| Data |
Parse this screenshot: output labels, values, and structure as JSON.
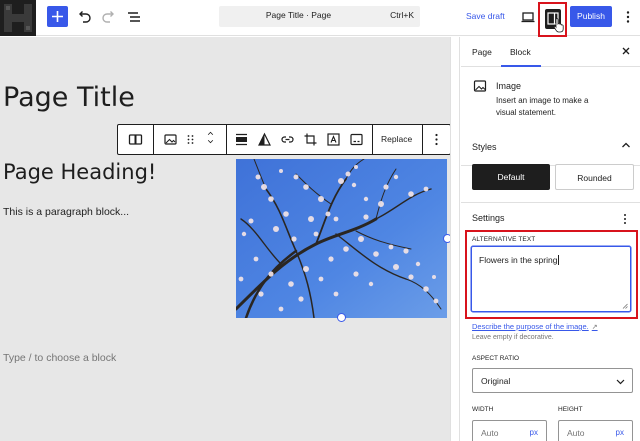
{
  "topbar": {
    "command_title": "Page Title · Page",
    "shortcut": "Ctrl+K",
    "save_draft": "Save draft",
    "publish": "Publish"
  },
  "editor": {
    "page_title": "Page Title",
    "heading": "Page Heading!",
    "paragraph": "This is a paragraph block...",
    "appender": "Type / to choose a block",
    "toolbar": {
      "replace": "Replace"
    }
  },
  "sidebar": {
    "tabs": [
      "Page",
      "Block"
    ],
    "active_tab": "Block",
    "block": {
      "name": "Image",
      "description": "Insert an image to make a visual statement."
    },
    "styles": {
      "title": "Styles",
      "options": [
        "Default",
        "Rounded"
      ],
      "selected": "Default"
    },
    "settings": {
      "title": "Settings",
      "alt_label": "ALTERNATIVE TEXT",
      "alt_value": "Flowers in the spring",
      "describe_link": "Describe the purpose of the image.",
      "help": "Leave empty if decorative.",
      "aspect_label": "ASPECT RATIO",
      "aspect_value": "Original",
      "width_label": "WIDTH",
      "height_label": "HEIGHT",
      "width_placeholder": "Auto",
      "height_placeholder": "Auto",
      "unit": "px"
    }
  },
  "colors": {
    "accent": "#3858e9",
    "highlight": "#d8131c",
    "dark": "#1e1e1e"
  }
}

| What is expected |
Exactly as written, return every line of the listing, but not the pictures.

| Complete answer |
Parse this screenshot: output labels, values, and structure as JSON.
{
  "topbar": {
    "command_title": "Page Title · Page",
    "shortcut": "Ctrl+K",
    "save_draft": "Save draft",
    "publish": "Publish"
  },
  "editor": {
    "page_title": "Page Title",
    "heading": "Page Heading!",
    "paragraph": "This is a paragraph block...",
    "appender": "Type / to choose a block",
    "toolbar": {
      "replace": "Replace"
    }
  },
  "sidebar": {
    "tabs": [
      "Page",
      "Block"
    ],
    "active_tab": "Block",
    "block": {
      "name": "Image",
      "description": "Insert an image to make a visual statement."
    },
    "styles": {
      "title": "Styles",
      "options": [
        "Default",
        "Rounded"
      ],
      "selected": "Default"
    },
    "settings": {
      "title": "Settings",
      "alt_label": "ALTERNATIVE TEXT",
      "alt_value": "Flowers in the spring",
      "describe_link": "Describe the purpose of the image.",
      "help": "Leave empty if decorative.",
      "aspect_label": "ASPECT RATIO",
      "aspect_value": "Original",
      "width_label": "WIDTH",
      "height_label": "HEIGHT",
      "width_placeholder": "Auto",
      "height_placeholder": "Auto",
      "unit": "px"
    }
  },
  "colors": {
    "accent": "#3858e9",
    "highlight": "#d8131c",
    "dark": "#1e1e1e"
  }
}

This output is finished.